I usually uses pystan but because some reason I need to use rstan. Using code:

data {
    int<lower=0> N; // samples
    int<lower=0> P; // features
    int<lower=0> K; // hidden variables
    real<lower=0> y[N,P]; // target matrix
    real<lower=0> exp_lambda; // parameter for exponential distribution of H
    real<lower=0> dir_alpha; // parameter for dirichlet distribution of W
    real<lower=0> a;
    real<lower=0> b;
    //real<lower=0> sigma;
} 

transformed data{
    vector<lower=0>[K] dir_alpha_vec;
    for (k in 1:K){
        dir_alpha_vec[k] = dir_alpha;
    }
}

parameters{
    simplex[K] W[N];               // W[N,K] basis matrix
    vector<lower=0>[K] H[P];       // H[K,p] coefficient matrix
    real<lower=0> sigma;
}

model{
    for (n in 1:N) {
        W[n] ~ dirichlet(dir_alpha_vec);
    }
    for ( p in 1:P) {
        H[p] ~ exponential(exp_lambda);
    }
    sigma ~ inv_gamma(a,b);
    for (n in 1:N){
        for (p in 1:P){
            target += normal_lpdf(y[n,p] | dot_product(W[n] , H[p]),sigma);
        }
    }
}

in rstan is much slower compared to pystan to decompose 100 x 10 matrix. Is there any idea why this is happen?

Data >>
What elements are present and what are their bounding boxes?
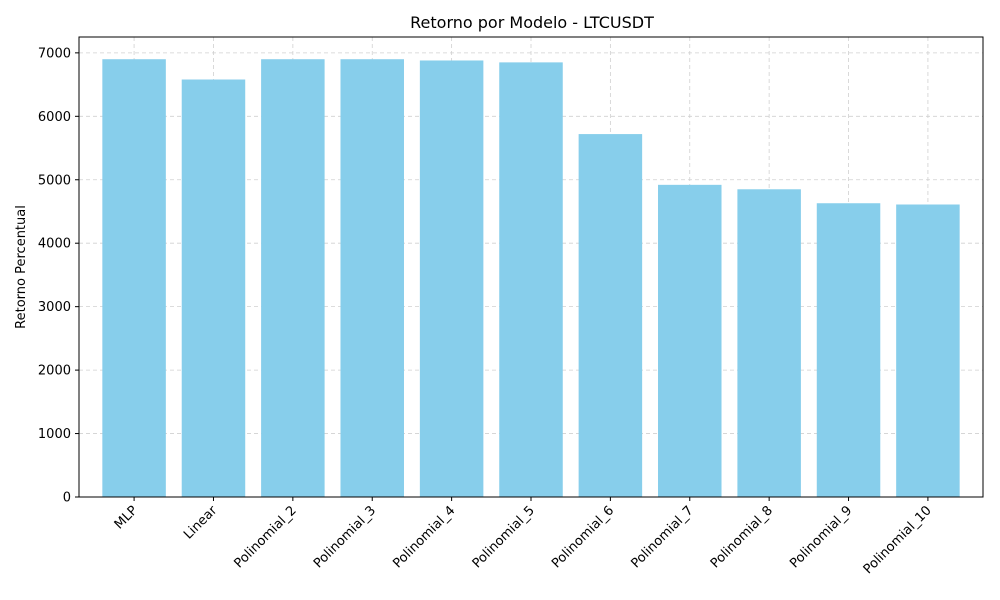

Directions for this task >>
Please answer these questions from the rstan post:
1. What does the comment beside K describe it as?
2. What distribution is assigned to sigma in the model block?
3. What size of matrix was being decomposed when the slowdown was observed?

Solution for this problem >>
1. Hidden variables
2. inv_gamma(a,b)
3. 100 x 10